> **Work to be completed**: Return the material exactly as supplied, apart from the pictures, which are omitted.

## start

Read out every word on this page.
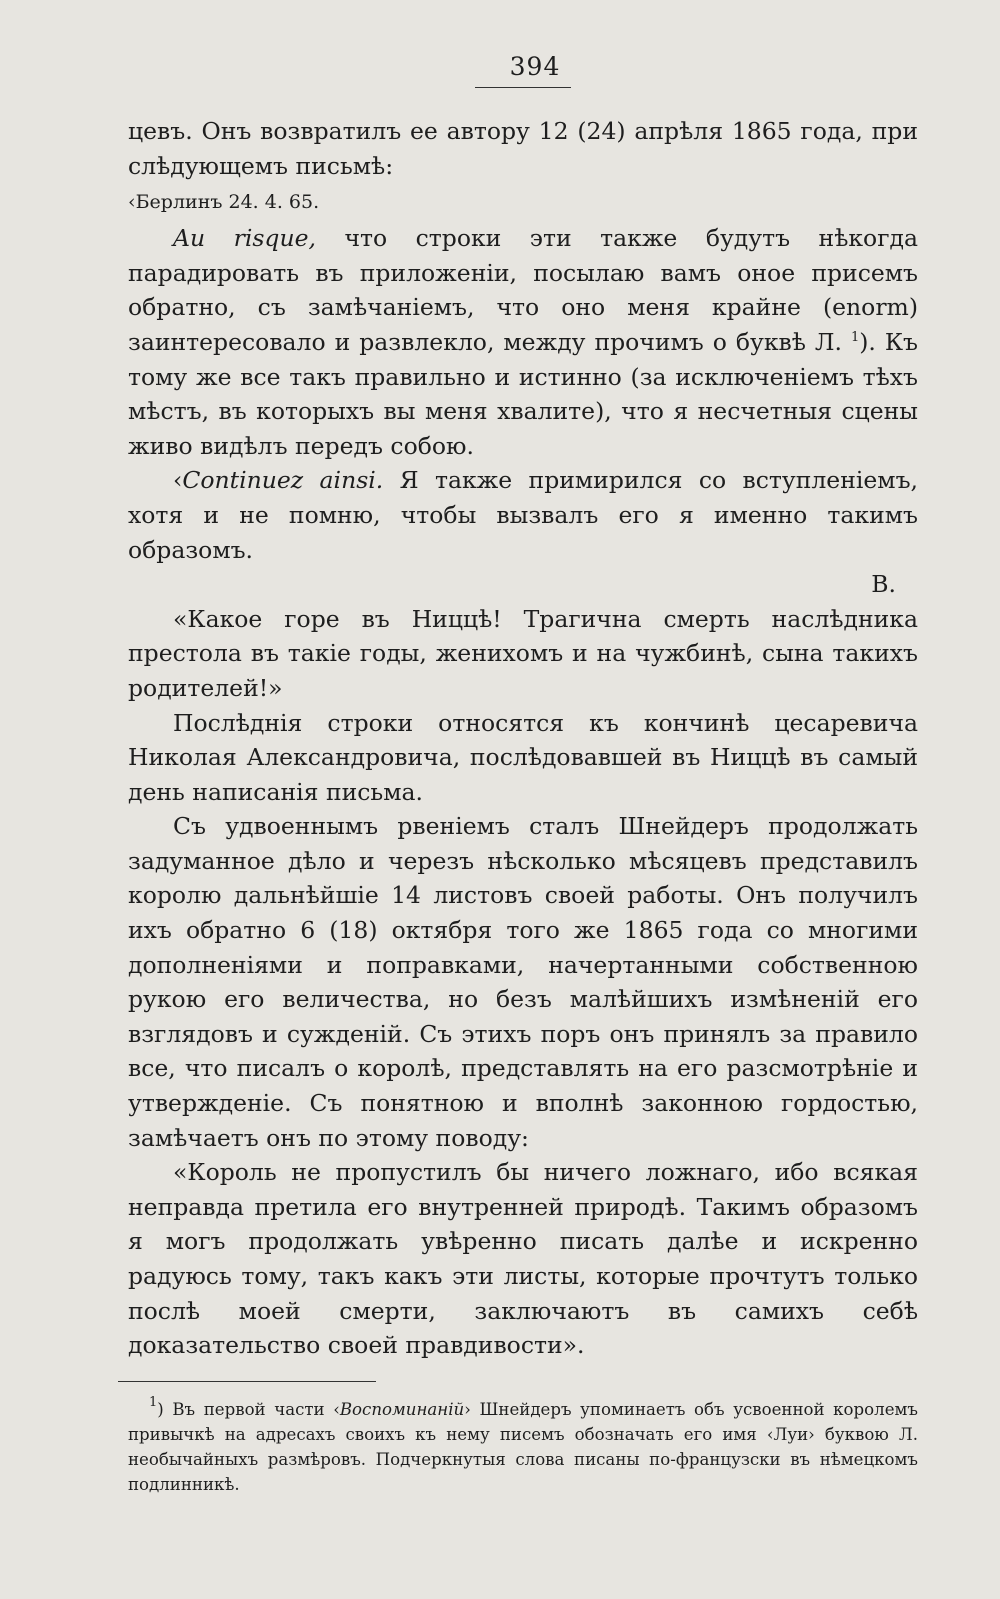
394

цевъ. Онъ возвратилъ ее автору 12 (24) апрѣля 1865 года, при слѣдующемъ письмѣ:

‹Берлинъ 24. 4. 65.

Au risque, что строки эти также будутъ нѣкогда парадировать въ приложеніи, посылаю вамъ оное присемъ обратно, съ замѣчаніемъ, что оно меня крайне (enorm) заинтересовало и развлекло, между прочимъ о буквѣ Л. $^1$). Къ тому же все такъ правильно и истинно (за исключеніемъ тѣхъ мѣстъ, въ которыхъ вы меня хвалите), что я несчетныя сцены живо видѣлъ передъ собою.

‹Continuez ainsi. Я также примирился со вступленіемъ, хотя и не помню, чтобы вызвалъ его я именно такимъ образомъ.

В.

«Какое горе въ Ниццѣ! Трагична смерть наслѣдника престола въ такіе годы, женихомъ и на чужбинѣ, сына такихъ родителей!»

Послѣднія строки относятся къ кончинѣ цесаревича Николая Александровича, послѣдовавшей въ Ниццѣ въ самый день написанія письма.

Съ удвоеннымъ рвеніемъ сталъ Шнейдеръ продолжать задуманное дѣло и черезъ нѣсколько мѣсяцевъ представилъ королю дальнѣйшіе 14 листовъ своей работы. Онъ получилъ ихъ обратно 6 (18) октября того же 1865 года со многими дополненіями и поправками, начертанными собственною рукою его величества, но безъ малѣйшихъ измѣненій его взглядовъ и сужденій. Съ этихъ поръ онъ принялъ за правило все, что писалъ о королѣ, представлять на его разсмотрѣніе и утвержденіе. Съ понятною и вполнѣ законною гордостью, замѣчаетъ онъ по этому поводу:

«Король не пропустилъ бы ничего ложнаго, ибо всякая неправда претила его внутренней природѣ. Такимъ образомъ я могъ продолжать увѣренно писать далѣе и искренно радуюсь тому, такъ какъ эти листы, которые прочтутъ только послѣ моей смерти, заключаютъ въ самихъ себѣ доказательство своей правдивости».

$^1$) Въ первой части ‹Воспоминаній› Шнейдеръ упоминаетъ объ усвоенной королемъ привычкѣ на адресахъ своихъ къ нему писемъ обозначать его имя ‹Луи› буквою Л. необычайныхъ размѣровъ. Подчеркнутыя слова писаны по-французски въ нѣмецкомъ подлинникѣ.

## end

> **Answer to this exercise**:
Read out every word on this page.
394

цевъ. Онъ возвратилъ ее автору 12 (24) апрѣля 1865 года, при слѣдующемъ письмѣ:

‹Берлинъ 24. 4. 65.

Au risque, что строки эти также будутъ нѣкогда парадировать въ приложеніи, посылаю вамъ оное присемъ обратно, съ замѣчаніемъ, что оно меня крайне (enorm) заинтересовало и развлекло, между прочимъ о буквѣ Л. $^1$). Къ тому же все такъ правильно и истинно (за исключеніемъ тѣхъ мѣстъ, въ которыхъ вы меня хвалите), что я несчетныя сцены живо видѣлъ передъ собою.

‹Continuez ainsi. Я также примирился со вступленіемъ, хотя и не помню, чтобы вызвалъ его я именно такимъ образомъ.

В.

«Какое горе въ Ниццѣ! Трагична смерть наслѣдника престола въ такіе годы, женихомъ и на чужбинѣ, сына такихъ родителей!»

Послѣднія строки относятся къ кончинѣ цесаревича Николая Александровича, послѣдовавшей въ Ниццѣ въ самый день написанія письма.

Съ удвоеннымъ рвеніемъ сталъ Шнейдеръ продолжать задуманное дѣло и черезъ нѣсколько мѣсяцевъ представилъ королю дальнѣйшіе 14 листовъ своей работы. Онъ получилъ ихъ обратно 6 (18) октября того же 1865 года со многими дополненіями и поправками, начертанными собственною рукою его величества, но безъ малѣйшихъ измѣненій его взглядовъ и сужденій. Съ этихъ поръ онъ принялъ за правило все, что писалъ о королѣ, представлять на его разсмотрѣніе и утвержденіе. Съ понятною и вполнѣ законною гордостью, замѣчаетъ онъ по этому поводу:

«Король не пропустилъ бы ничего ложнаго, ибо всякая неправда претила его внутренней природѣ. Такимъ образомъ я могъ продолжать увѣренно писать далѣе и искренно радуюсь тому, такъ какъ эти листы, которые прочтутъ только послѣ моей смерти, заключаютъ въ самихъ себѣ доказательство своей правдивости».

$^1$) Въ первой части ‹Воспоминаній› Шнейдеръ упоминаетъ объ усвоенной королемъ привычкѣ на адресахъ своихъ къ нему писемъ обозначать его имя ‹Луи› буквою Л. необычайныхъ размѣровъ. Подчеркнутыя слова писаны по-французски въ нѣмецкомъ подлинникѣ.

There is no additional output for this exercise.